**TO BE DONE**
Skip every picture, then write out exactly the lines of the listing below from the line that contains "Decode this image" through the final line.

Dataset items
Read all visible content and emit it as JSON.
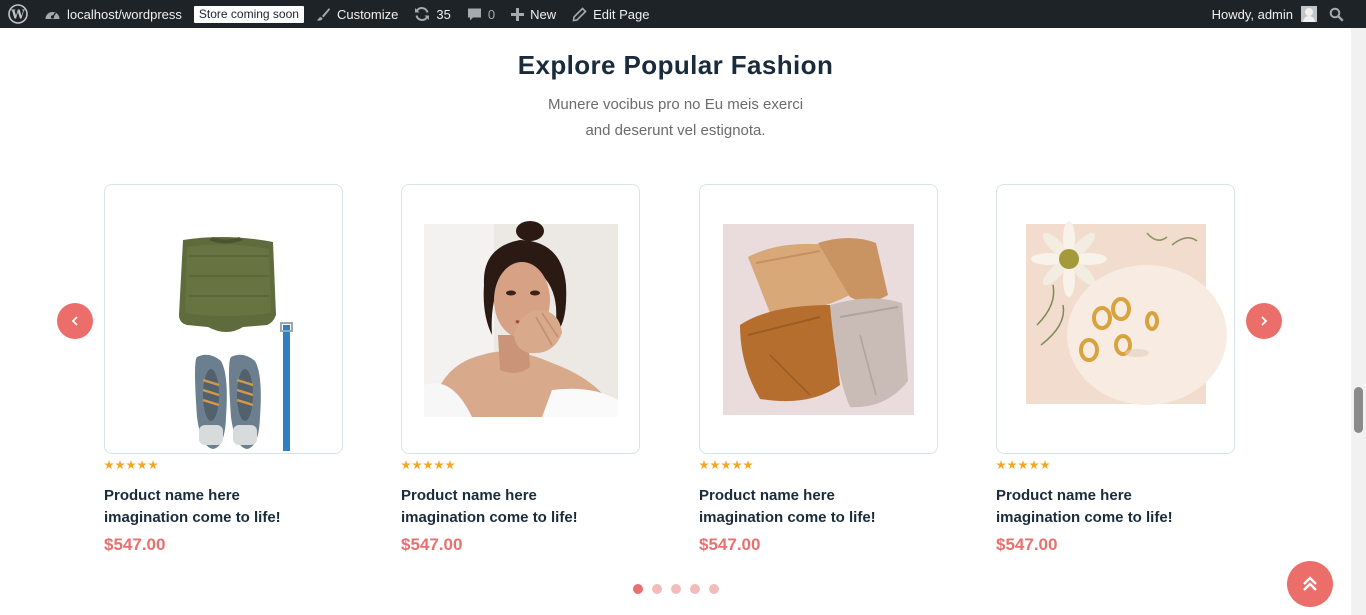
{
  "admin_bar": {
    "site_name": "localhost/wordpress",
    "store_badge": "Store coming soon",
    "customize": "Customize",
    "updates_count": "35",
    "comments_count": "0",
    "new_label": "New",
    "edit_page": "Edit Page",
    "greeting": "Howdy, admin",
    "icons": [
      "wordpress-logo-icon",
      "dashboard-icon",
      "brush-icon",
      "refresh-icon",
      "comment-icon",
      "plus-icon",
      "pencil-icon",
      "search-icon"
    ]
  },
  "section": {
    "title": "Explore Popular Fashion",
    "subtitle_line1": "Munere vocibus pro no Eu meis exerci",
    "subtitle_line2": "and deserunt vel estignota."
  },
  "products": [
    {
      "name_line1": "Product name here",
      "name_line2": "imagination come to life!",
      "price": "$547.00",
      "rating": 5,
      "image": "sweater-shoes-belt"
    },
    {
      "name_line1": "Product name here",
      "name_line2": "imagination come to life!",
      "price": "$547.00",
      "rating": 5,
      "image": "woman-portrait"
    },
    {
      "name_line1": "Product name here",
      "name_line2": "imagination come to life!",
      "price": "$547.00",
      "rating": 5,
      "image": "folded-pants"
    },
    {
      "name_line1": "Product name here",
      "name_line2": "imagination come to life!",
      "price": "$547.00",
      "rating": 5,
      "image": "gold-rings-flower"
    }
  ],
  "carousel": {
    "slide_count": 5,
    "active_index": 0
  },
  "colors": {
    "accent": "#ec6e6a",
    "price": "#e8716f",
    "heading": "#1a2b3c",
    "admin_bar": "#1d2327",
    "star": "#f5a623"
  }
}
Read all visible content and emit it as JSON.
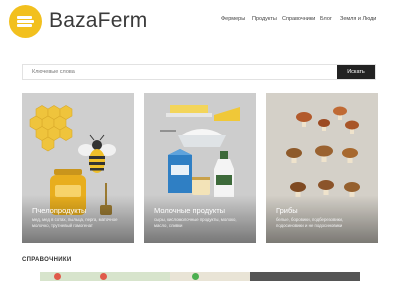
{
  "brand": {
    "name": "BazaFerm",
    "accent": "#f2c01e"
  },
  "nav": [
    {
      "label": "Фермеры"
    },
    {
      "label": "Продукты"
    },
    {
      "label": "Справочники"
    },
    {
      "label": "Блог"
    },
    {
      "label": "Земля и Люди"
    }
  ],
  "search": {
    "placeholder": "Ключевые слова",
    "button_label": "Искать"
  },
  "cards": [
    {
      "title": "Пчелопродукты",
      "desc": "мед, мед в сотах, пыльца, перга, маточное молочко, трутневый гомогенат",
      "icon": "bee-honey-illustration"
    },
    {
      "title": "Молочные продукты",
      "desc": "сыры, кисломолочные продукты, молоко, масло, сливки",
      "icon": "dairy-illustration"
    },
    {
      "title": "Грибы",
      "desc": "белые, боровики, подберезовики, подосиновики и не подосиновики",
      "icon": "mushrooms-illustration"
    }
  ],
  "section": {
    "title": "СПРАВОЧНИКИ"
  }
}
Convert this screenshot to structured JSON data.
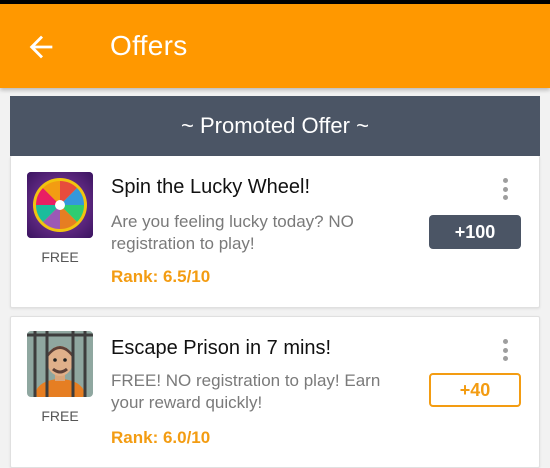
{
  "appbar": {
    "title": "Offers",
    "back_icon": "arrow-left-icon",
    "color": "#ff9800"
  },
  "promo_header": {
    "text": "~ Promoted Offer ~",
    "color": "#4b5565"
  },
  "offers": [
    {
      "title": "Spin the Lucky Wheel!",
      "description": "Are you feeling lucky today?  NO registration to play!",
      "price_label": "FREE",
      "rank": "Rank: 6.5/10",
      "reward": "+100",
      "icon": "lucky-wheel-icon",
      "reward_style": "filled"
    },
    {
      "title": "Escape Prison in 7 mins!",
      "description": "FREE! NO registration to play! Earn your reward quickly!",
      "price_label": "FREE",
      "rank": "Rank: 6.0/10",
      "reward": "+40",
      "icon": "prisoner-icon",
      "reward_style": "outline"
    }
  ],
  "colors": {
    "accent": "#f39c12",
    "header_dark": "#4b5565"
  }
}
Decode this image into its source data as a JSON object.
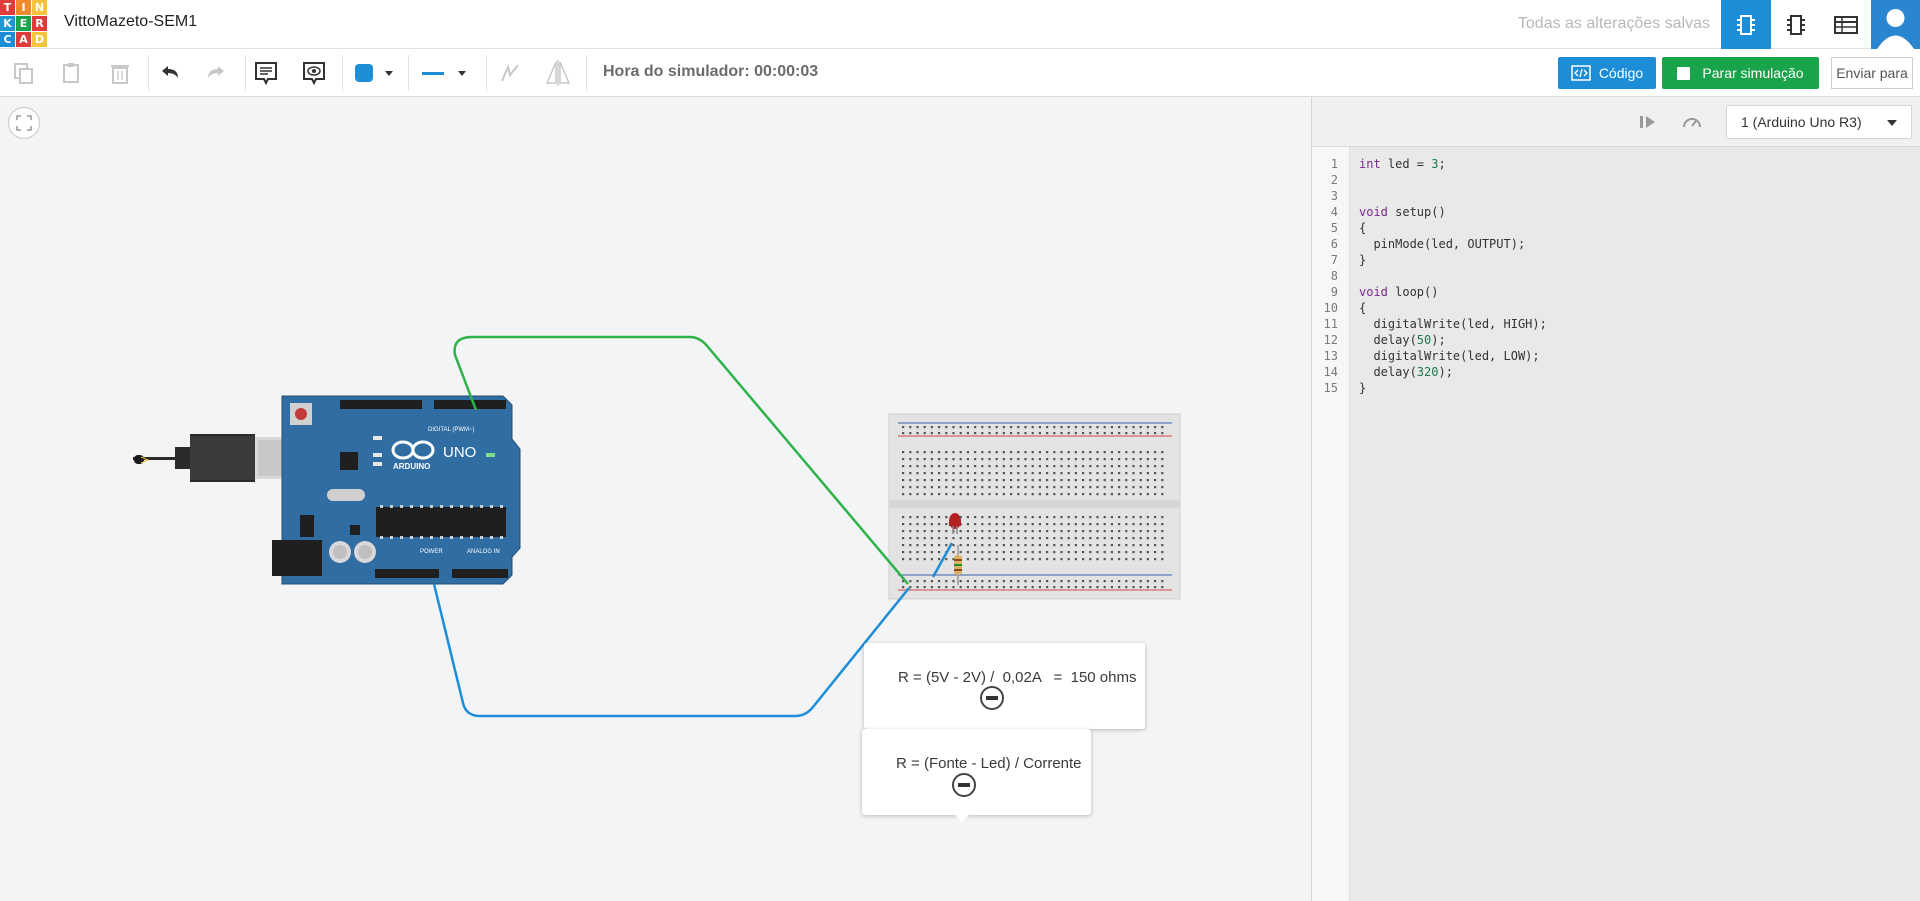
{
  "app": {
    "logo_letters": [
      "T",
      "I",
      "N",
      "K",
      "E",
      "R",
      "C",
      "A",
      "D"
    ],
    "logo_colors": [
      "#e03b3b",
      "#f08a2d",
      "#f6c341",
      "#1f97d4",
      "#19a34a",
      "#e03b3b",
      "#1c8dd6",
      "#e03b3b",
      "#f6c341"
    ],
    "project_title": "VittoMazeto-SEM1",
    "save_status": "Todas as alterações salvas"
  },
  "toolbar": {
    "sim_time": "Hora do simulador: 00:00:03",
    "code_button": "Código",
    "stop_button": "Parar simulação",
    "send_button": "Enviar para",
    "fill_color": "#1c8dd6"
  },
  "notes": [
    {
      "text": "R = (5V - 2V) /  0,02A   =  150 ohms"
    },
    {
      "text": "R = (Fonte - Led) / Corrente"
    }
  ],
  "arduino": {
    "brand": "ARDUINO",
    "model": "UNO",
    "digital_label": "DIGITAL (PWM~)",
    "power_label": "POWER",
    "analog_label": "ANALOG IN"
  },
  "code_panel": {
    "device": "1 (Arduino Uno R3)",
    "lines": [
      "int led = 3;",
      "",
      "",
      "void setup()",
      "{",
      "  pinMode(led, OUTPUT);",
      "}",
      "",
      "void loop()",
      "{",
      "  digitalWrite(led, HIGH);",
      "  delay(50);",
      "  digitalWrite(led, LOW);",
      "  delay(320);",
      "}"
    ],
    "line_numbers": [
      "1",
      "2",
      "3",
      "4",
      "5",
      "6",
      "7",
      "8",
      "9",
      "10",
      "11",
      "12",
      "13",
      "14",
      "15"
    ]
  }
}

**EXERCISE RESULT**
Decode this image into its source data as a JSON object.
{
  "app": {
    "logo_letters": [
      "T",
      "I",
      "N",
      "K",
      "E",
      "R",
      "C",
      "A",
      "D"
    ],
    "logo_colors": [
      "#e03b3b",
      "#f08a2d",
      "#f6c341",
      "#1f97d4",
      "#19a34a",
      "#e03b3b",
      "#1c8dd6",
      "#e03b3b",
      "#f6c341"
    ],
    "project_title": "VittoMazeto-SEM1",
    "save_status": "Todas as alterações salvas"
  },
  "toolbar": {
    "sim_time": "Hora do simulador: 00:00:03",
    "code_button": "Código",
    "stop_button": "Parar simulação",
    "send_button": "Enviar para",
    "fill_color": "#1c8dd6"
  },
  "notes": [
    {
      "text": "R = (5V - 2V) /  0,02A   =  150 ohms"
    },
    {
      "text": "R = (Fonte - Led) / Corrente"
    }
  ],
  "arduino": {
    "brand": "ARDUINO",
    "model": "UNO",
    "digital_label": "DIGITAL (PWM~)",
    "power_label": "POWER",
    "analog_label": "ANALOG IN"
  },
  "code_panel": {
    "device": "1 (Arduino Uno R3)",
    "lines": [
      "int led = 3;",
      "",
      "",
      "void setup()",
      "{",
      "  pinMode(led, OUTPUT);",
      "}",
      "",
      "void loop()",
      "{",
      "  digitalWrite(led, HIGH);",
      "  delay(50);",
      "  digitalWrite(led, LOW);",
      "  delay(320);",
      "}"
    ],
    "line_numbers": [
      "1",
      "2",
      "3",
      "4",
      "5",
      "6",
      "7",
      "8",
      "9",
      "10",
      "11",
      "12",
      "13",
      "14",
      "15"
    ]
  }
}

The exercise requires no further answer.